══ RECORDS FOR THE TASK ══
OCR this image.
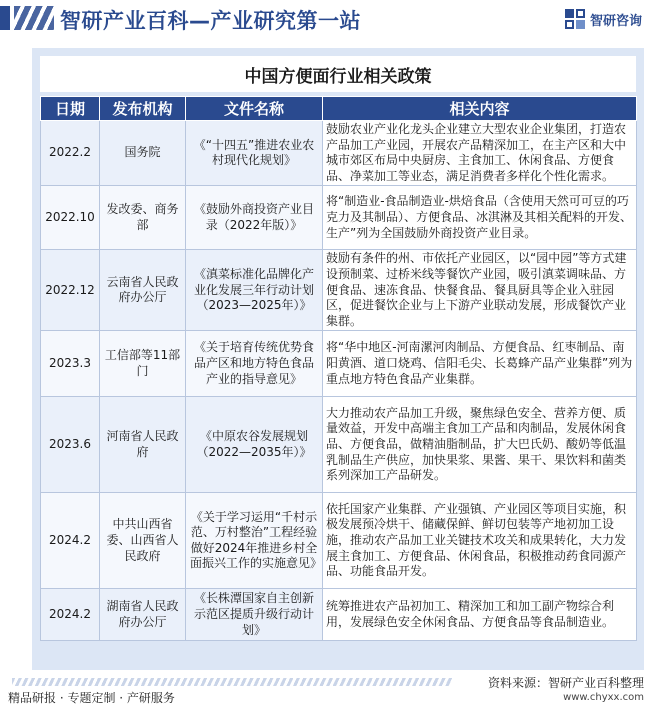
智研产业百科—产业研究第一站	智研咨询
中国方便面行业相关政策
日期	发布机构	文件名称	相关内容
2022.2	国务院	《“十四五”推进农业农村现代化规划》	鼓励农业产业化龙头企业建立大型农业企业集团，打造农产品加工产业园，开展农产品精深加工，在主产区和大中城市郊区布局中央厨房、主食加工、休闲食品、方便食品、净菜加工等业态，满足消费者多样化个性化需求。
2022.10	发改委、商务部	《鼓励外商投资产业目录（2022年版）》	将“制造业-食品制造业-烘焙食品（含使用天然可可豆的巧克力及其制品）、方便食品、冰淇淋及其相关配料的开发、生产”列为全国鼓励外商投资产业目录。
2022.12	云南省人民政府办公厅	《滇菜标准化品牌化产业化发展三年行动计划（2023—2025年）》	鼓励有条件的州、市依托产业园区，以“园中园”等方式建设预制菜、过桥米线等餐饮产业园，吸引滇菜调味品、方便食品、速冻食品、快餐食品、餐具厨具等企业入驻园区，促进餐饮企业与上下游产业联动发展，形成餐饮产业集群。
2023.3	工信部等11部门	《关于培育传统优势食品产区和地方特色食品产业的指导意见》	将“华中地区-河南漯河肉制品、方便食品、红枣制品、南阳黄酒、道口烧鸡、信阳毛尖、长葛蜂产品产业集群”列为重点地方特色食品产业集群。
2023.6	河南省人民政府	《中原农谷发展规划（2022—2035年）》	大力推动农产品加工升级，聚焦绿色安全、营养方便、质量效益，开发中高端主食加工产品和肉制品，发展休闲食品、方便食品，做精油脂制品，扩大巴氏奶、酸奶等低温乳制品生产供应，加快果浆、果酱、果干、果饮料和菌类系列深加工产品研发。
2024.2	中共山西省委、山西省人民政府	《关于学习运用“千村示范、万村整治”工程经验做好2024年推进乡村全面振兴工作的实施意见》	依托国家产业集群、产业强镇、产业园区等项目实施，积极发展预冷烘干、储藏保鲜、鲜切包装等产地初加工设施，推动农产品加工业关键技术攻关和成果转化，大力发展主食加工、方便食品、休闲食品，积极推动药食同源产品、功能食品开发。
2024.2	湖南省人民政府办公厅	《长株潭国家自主创新示范区提质升级行动计划》	统筹推进农产品初加工、精深加工和加工副产物综合利用，发展绿色安全休闲食品、方便食品等食品制造业。
资料来源：智研产业百科整理
精品研报 · 专题定制 · 产研服务	www.chyxx.com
═══
-- WORK INSTRUCTIONS --
All of the records above must be copied exactly, except for the pictures.

-- ANSWER TO THIS TASK --
OCR this image.
智研产业百科—产业研究第一站	智研咨询
中国方便面行业相关政策
日期	发布机构	文件名称	相关内容
2022.2	国务院	《“十四五”推进农业农村现代化规划》	鼓励农业产业化龙头企业建立大型农业企业集团，打造农产品加工产业园，开展农产品精深加工，在主产区和大中城市郊区布局中央厨房、主食加工、休闲食品、方便食品、净菜加工等业态，满足消费者多样化个性化需求。
2022.10	发改委、商务部	《鼓励外商投资产业目录（2022年版）》	将“制造业-食品制造业-烘焙食品（含使用天然可可豆的巧克力及其制品）、方便食品、冰淇淋及其相关配料的开发、生产”列为全国鼓励外商投资产业目录。
2022.12	云南省人民政府办公厅	《滇菜标准化品牌化产业化发展三年行动计划（2023—2025年）》	鼓励有条件的州、市依托产业园区，以“园中园”等方式建设预制菜、过桥米线等餐饮产业园，吸引滇菜调味品、方便食品、速冻食品、快餐食品、餐具厨具等企业入驻园区，促进餐饮企业与上下游产业联动发展，形成餐饮产业集群。
2023.3	工信部等11部门	《关于培育传统优势食品产区和地方特色食品产业的指导意见》	将“华中地区-河南漯河肉制品、方便食品、红枣制品、南阳黄酒、道口烧鸡、信阳毛尖、长葛蜂产品产业集群”列为重点地方特色食品产业集群。
2023.6	河南省人民政府	《中原农谷发展规划（2022—2035年）》	大力推动农产品加工升级，聚焦绿色安全、营养方便、质量效益，开发中高端主食加工产品和肉制品，发展休闲食品、方便食品，做精油脂制品，扩大巴氏奶、酸奶等低温乳制品生产供应，加快果浆、果酱、果干、果饮料和菌类系列深加工产品研发。
2024.2	中共山西省委、山西省人民政府	《关于学习运用“千村示范、万村整治”工程经验做好2024年推进乡村全面振兴工作的实施意见》	依托国家产业集群、产业强镇、产业园区等项目实施，积极发展预冷烘干、储藏保鲜、鲜切包装等产地初加工设施，推动农产品加工业关键技术攻关和成果转化，大力发展主食加工、方便食品、休闲食品，积极推动药食同源产品、功能食品开发。
2024.2	湖南省人民政府办公厅	《长株潭国家自主创新示范区提质升级行动计划》	统筹推进农产品初加工、精深加工和加工副产物综合利用，发展绿色安全休闲食品、方便食品等食品制造业。
资料来源：智研产业百科整理
精品研报 · 专题定制 · 产研服务	www.chyxx.com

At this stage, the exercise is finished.